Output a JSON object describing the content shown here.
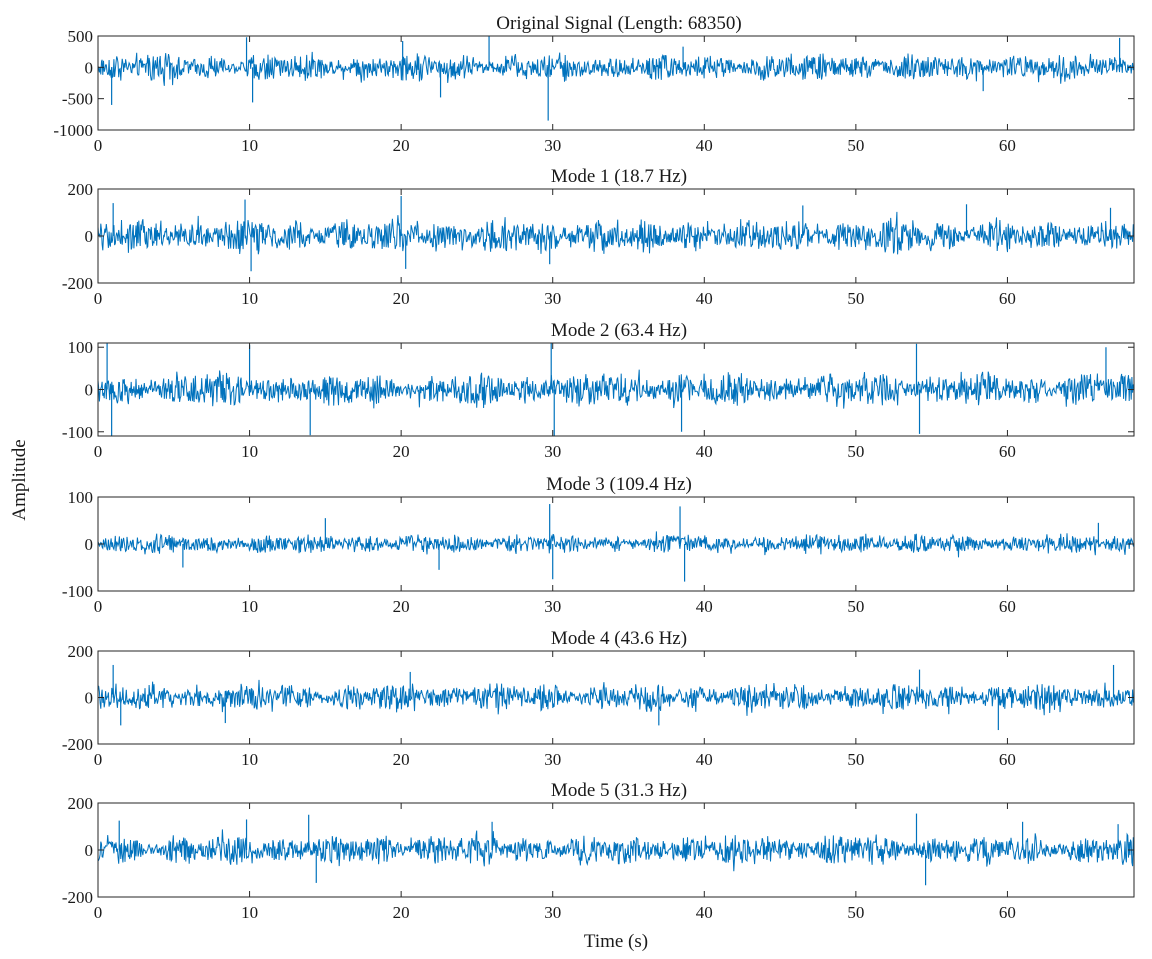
{
  "figure": {
    "ylabel": "Amplitude",
    "xlabel": "Time (s)",
    "signal_color": "#0072BD"
  },
  "chart_data": [
    {
      "type": "line",
      "title": "Original Signal (Length: 68350)",
      "xlim": [
        0,
        68.35
      ],
      "ylim": [
        -1000,
        500
      ],
      "x_ticks": [
        "0",
        "10",
        "20",
        "30",
        "40",
        "50",
        "60"
      ],
      "y_ticks": [
        "500",
        "0",
        "-500",
        "-1000"
      ],
      "grid": false,
      "series": [
        {
          "values_summary": "dense vibration signal centered at 0, typical range about -350 to 350, peaks near 500 at t≈10 and t≈26, dip to about -850 at t≈29.7"
        }
      ]
    },
    {
      "type": "line",
      "title": "Mode 1 (18.7 Hz)",
      "xlim": [
        0,
        68.35
      ],
      "ylim": [
        -200,
        200
      ],
      "x_ticks": [
        "0",
        "10",
        "20",
        "30",
        "40",
        "50",
        "60"
      ],
      "y_ticks": [
        "200",
        "0",
        "-200"
      ],
      "grid": false,
      "series": [
        {
          "values_summary": "dense oscillation centered at 0, typical range about -100 to 100, peaks near 160 at t≈10 and t≈20"
        }
      ]
    },
    {
      "type": "line",
      "title": "Mode 2 (63.4 Hz)",
      "xlim": [
        0,
        68.35
      ],
      "ylim": [
        -110,
        110
      ],
      "x_ticks": [
        "0",
        "10",
        "20",
        "30",
        "40",
        "50",
        "60"
      ],
      "y_ticks": [
        "100",
        "0",
        "-100"
      ],
      "grid": false,
      "series": [
        {
          "values_summary": "dense oscillation centered at 0, typical range about -60 to 60, spikes to about ±110 at t≈0.5, 10, 14, 30, 38.5, 54"
        }
      ]
    },
    {
      "type": "line",
      "title": "Mode 3 (109.4 Hz)",
      "xlim": [
        0,
        68.35
      ],
      "ylim": [
        -100,
        100
      ],
      "x_ticks": [
        "0",
        "10",
        "20",
        "30",
        "40",
        "50",
        "60"
      ],
      "y_ticks": [
        "100",
        "0",
        "-100"
      ],
      "grid": false,
      "series": [
        {
          "values_summary": "dense oscillation centered at 0, typical range about -30 to 30, spikes near 80 at t≈30 and t≈38.5"
        }
      ]
    },
    {
      "type": "line",
      "title": "Mode 4 (43.6 Hz)",
      "xlim": [
        0,
        68.35
      ],
      "ylim": [
        -200,
        200
      ],
      "x_ticks": [
        "0",
        "10",
        "20",
        "30",
        "40",
        "50",
        "60"
      ],
      "y_ticks": [
        "200",
        "0",
        "-200"
      ],
      "grid": false,
      "series": [
        {
          "values_summary": "dense oscillation centered at 0, typical range about -90 to 90, peaks near 140 at t≈1 and t≈67"
        }
      ]
    },
    {
      "type": "line",
      "title": "Mode 5 (31.3 Hz)",
      "xlim": [
        0,
        68.35
      ],
      "ylim": [
        -200,
        200
      ],
      "x_ticks": [
        "0",
        "10",
        "20",
        "30",
        "40",
        "50",
        "60"
      ],
      "y_ticks": [
        "200",
        "0",
        "-200"
      ],
      "grid": false,
      "series": [
        {
          "values_summary": "dense oscillation centered at 0, typical range about -100 to 100, peaks near 150 at t≈14 and t≈54"
        }
      ]
    }
  ]
}
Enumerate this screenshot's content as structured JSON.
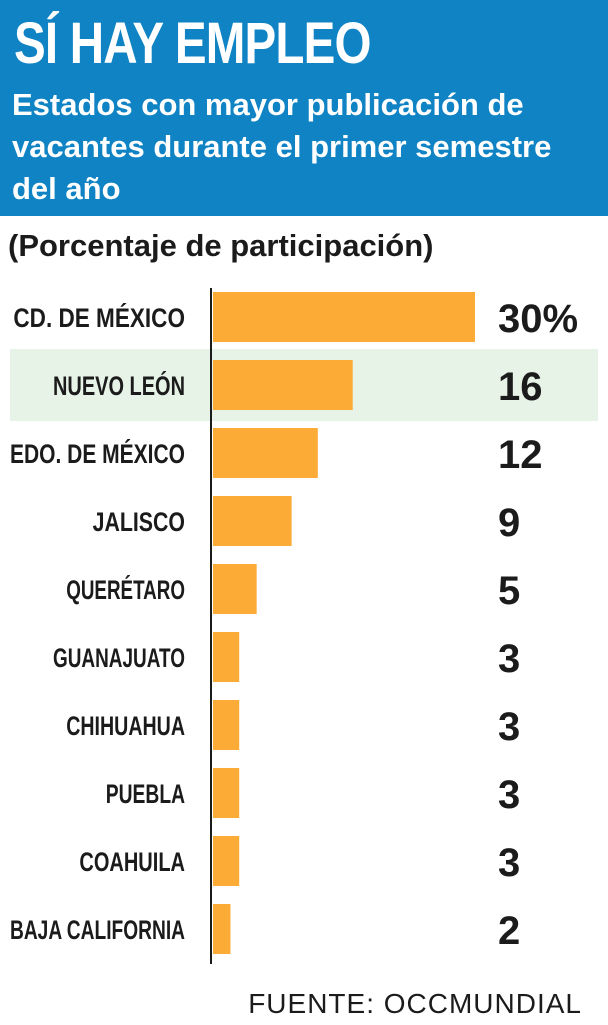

* * * * * * *

Return each line from the material above exactly, but not the pictures.

Output a JSON object describing the content shown here.
{
  "figure": {
    "ylabel": "Amplitude",
    "xlabel": "Time (s)",
    "signal_color": "#0072BD"
  },
  "chart_data": [
    {
      "type": "line",
      "title": "Original Signal (Length: 68350)",
      "xlim": [
        0,
        68.35
      ],
      "ylim": [
        -1000,
        500
      ],
      "x_ticks": [
        "0",
        "10",
        "20",
        "30",
        "40",
        "50",
        "60"
      ],
      "y_ticks": [
        "500",
        "0",
        "-500",
        "-1000"
      ],
      "grid": false,
      "series": [
        {
          "values_summary": "dense vibration signal centered at 0, typical range about -350 to 350, peaks near 500 at t≈10 and t≈26, dip to about -850 at t≈29.7"
        }
      ]
    },
    {
      "type": "line",
      "title": "Mode 1 (18.7 Hz)",
      "xlim": [
        0,
        68.35
      ],
      "ylim": [
        -200,
        200
      ],
      "x_ticks": [
        "0",
        "10",
        "20",
        "30",
        "40",
        "50",
        "60"
      ],
      "y_ticks": [
        "200",
        "0",
        "-200"
      ],
      "grid": false,
      "series": [
        {
          "values_summary": "dense oscillation centered at 0, typical range about -100 to 100, peaks near 160 at t≈10 and t≈20"
        }
      ]
    },
    {
      "type": "line",
      "title": "Mode 2 (63.4 Hz)",
      "xlim": [
        0,
        68.35
      ],
      "ylim": [
        -110,
        110
      ],
      "x_ticks": [
        "0",
        "10",
        "20",
        "30",
        "40",
        "50",
        "60"
      ],
      "y_ticks": [
        "100",
        "0",
        "-100"
      ],
      "grid": false,
      "series": [
        {
          "values_summary": "dense oscillation centered at 0, typical range about -60 to 60, spikes to about ±110 at t≈0.5, 10, 14, 30, 38.5, 54"
        }
      ]
    },
    {
      "type": "line",
      "title": "Mode 3 (109.4 Hz)",
      "xlim": [
        0,
        68.35
      ],
      "ylim": [
        -100,
        100
      ],
      "x_ticks": [
        "0",
        "10",
        "20",
        "30",
        "40",
        "50",
        "60"
      ],
      "y_ticks": [
        "100",
        "0",
        "-100"
      ],
      "grid": false,
      "series": [
        {
          "values_summary": "dense oscillation centered at 0, typical range about -30 to 30, spikes near 80 at t≈30 and t≈38.5"
        }
      ]
    },
    {
      "type": "line",
      "title": "Mode 4 (43.6 Hz)",
      "xlim": [
        0,
        68.35
      ],
      "ylim": [
        -200,
        200
      ],
      "x_ticks": [
        "0",
        "10",
        "20",
        "30",
        "40",
        "50",
        "60"
      ],
      "y_ticks": [
        "200",
        "0",
        "-200"
      ],
      "grid": false,
      "series": [
        {
          "values_summary": "dense oscillation centered at 0, typical range about -90 to 90, peaks near 140 at t≈1 and t≈67"
        }
      ]
    },
    {
      "type": "line",
      "title": "Mode 5 (31.3 Hz)",
      "xlim": [
        0,
        68.35
      ],
      "ylim": [
        -200,
        200
      ],
      "x_ticks": [
        "0",
        "10",
        "20",
        "30",
        "40",
        "50",
        "60"
      ],
      "y_ticks": [
        "200",
        "0",
        "-200"
      ],
      "grid": false,
      "series": [
        {
          "values_summary": "dense oscillation centered at 0, typical range about -100 to 100, peaks near 150 at t≈14 and t≈54"
        }
      ]
    }
  ]
}
Enumerate this screenshot's content as structured JSON.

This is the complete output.